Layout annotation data
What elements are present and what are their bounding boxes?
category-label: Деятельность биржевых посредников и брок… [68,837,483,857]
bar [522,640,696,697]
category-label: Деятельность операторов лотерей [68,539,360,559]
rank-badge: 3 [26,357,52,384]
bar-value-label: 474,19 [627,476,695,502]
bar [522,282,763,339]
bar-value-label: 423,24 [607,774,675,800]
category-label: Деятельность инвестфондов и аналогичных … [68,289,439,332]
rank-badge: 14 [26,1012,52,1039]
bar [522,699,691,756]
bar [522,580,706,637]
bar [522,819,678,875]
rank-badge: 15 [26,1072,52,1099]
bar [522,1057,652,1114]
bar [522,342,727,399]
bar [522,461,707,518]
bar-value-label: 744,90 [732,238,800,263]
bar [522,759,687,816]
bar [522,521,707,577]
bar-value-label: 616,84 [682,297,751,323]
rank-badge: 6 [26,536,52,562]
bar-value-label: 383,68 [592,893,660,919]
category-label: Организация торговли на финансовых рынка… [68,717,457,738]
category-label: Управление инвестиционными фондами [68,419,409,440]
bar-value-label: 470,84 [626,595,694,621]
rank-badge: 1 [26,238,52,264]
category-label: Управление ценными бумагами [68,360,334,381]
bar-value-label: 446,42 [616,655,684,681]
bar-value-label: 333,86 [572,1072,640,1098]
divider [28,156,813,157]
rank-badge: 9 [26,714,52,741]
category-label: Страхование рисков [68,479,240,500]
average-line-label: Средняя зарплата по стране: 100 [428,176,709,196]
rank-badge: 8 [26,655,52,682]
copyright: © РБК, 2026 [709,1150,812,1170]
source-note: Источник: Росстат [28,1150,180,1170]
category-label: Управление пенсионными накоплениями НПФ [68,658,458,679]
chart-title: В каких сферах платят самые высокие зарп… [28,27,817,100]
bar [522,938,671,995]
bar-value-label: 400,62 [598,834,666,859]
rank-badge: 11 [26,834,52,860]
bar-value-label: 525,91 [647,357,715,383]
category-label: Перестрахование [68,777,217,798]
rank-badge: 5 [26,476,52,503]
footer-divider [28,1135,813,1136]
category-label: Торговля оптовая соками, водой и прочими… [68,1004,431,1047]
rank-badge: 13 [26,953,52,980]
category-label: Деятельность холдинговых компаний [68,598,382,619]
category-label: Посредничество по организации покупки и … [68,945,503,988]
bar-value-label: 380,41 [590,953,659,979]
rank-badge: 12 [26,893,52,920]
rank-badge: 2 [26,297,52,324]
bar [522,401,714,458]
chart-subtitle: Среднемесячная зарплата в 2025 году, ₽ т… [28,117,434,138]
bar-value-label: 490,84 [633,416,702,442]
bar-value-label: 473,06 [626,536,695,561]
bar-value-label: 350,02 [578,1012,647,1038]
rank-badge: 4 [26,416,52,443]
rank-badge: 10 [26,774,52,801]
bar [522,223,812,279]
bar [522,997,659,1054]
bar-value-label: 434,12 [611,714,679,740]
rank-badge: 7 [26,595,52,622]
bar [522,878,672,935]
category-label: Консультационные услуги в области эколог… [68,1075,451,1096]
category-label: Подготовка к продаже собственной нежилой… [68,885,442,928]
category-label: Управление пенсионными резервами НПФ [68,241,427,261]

• _AIM_:
Reproduce the listing above verbatim, from its first line through the line that contains "bar [522,401,714,458]", including both of those lines.

• _RESPONSE TO THIS TASK_:
What elements are present and what are their bounding boxes?
category-label: Деятельность биржевых посредников и брок… [68,837,483,857]
bar [522,640,696,697]
category-label: Деятельность операторов лотерей [68,539,360,559]
rank-badge: 3 [26,357,52,384]
bar-value-label: 474,19 [627,476,695,502]
bar [522,282,763,339]
bar-value-label: 423,24 [607,774,675,800]
category-label: Деятельность инвестфондов и аналогичных … [68,289,439,332]
rank-badge: 14 [26,1012,52,1039]
bar [522,699,691,756]
bar [522,580,706,637]
bar [522,819,678,875]
rank-badge: 15 [26,1072,52,1099]
bar [522,1057,652,1114]
bar [522,342,727,399]
bar [522,461,707,518]
bar-value-label: 744,90 [732,238,800,263]
bar [522,759,687,816]
bar [522,521,707,577]
bar-value-label: 616,84 [682,297,751,323]
rank-badge: 6 [26,536,52,562]
bar-value-label: 383,68 [592,893,660,919]
category-label: Организация торговли на финансовых рынка… [68,717,457,738]
category-label: Управление инвестиционными фондами [68,419,409,440]
bar-value-label: 470,84 [626,595,694,621]
rank-badge: 1 [26,238,52,264]
category-label: Управление ценными бумагами [68,360,334,381]
bar-value-label: 446,42 [616,655,684,681]
bar-value-label: 333,86 [572,1072,640,1098]
divider [28,156,813,157]
rank-badge: 9 [26,714,52,741]
category-label: Страхование рисков [68,479,240,500]
average-line-label: Средняя зарплата по стране: 100 [428,176,709,196]
rank-badge: 8 [26,655,52,682]
copyright: © РБК, 2026 [709,1150,812,1170]
source-note: Источник: Росстат [28,1150,180,1170]
category-label: Управление пенсионными накоплениями НПФ [68,658,458,679]
chart-title: В каких сферах платят самые высокие зарп… [28,27,817,100]
bar [522,938,671,995]
bar-value-label: 400,62 [598,834,666,859]
rank-badge: 11 [26,834,52,860]
bar-value-label: 525,91 [647,357,715,383]
category-label: Перестрахование [68,777,217,798]
rank-badge: 5 [26,476,52,503]
footer-divider [28,1135,813,1136]
category-label: Торговля оптовая соками, водой и прочими… [68,1004,431,1047]
rank-badge: 13 [26,953,52,980]
category-label: Деятельность холдинговых компаний [68,598,382,619]
category-label: Посредничество по организации покупки и … [68,945,503,988]
bar-value-label: 380,41 [590,953,659,979]
rank-badge: 12 [26,893,52,920]
rank-badge: 2 [26,297,52,324]
bar [522,401,714,458]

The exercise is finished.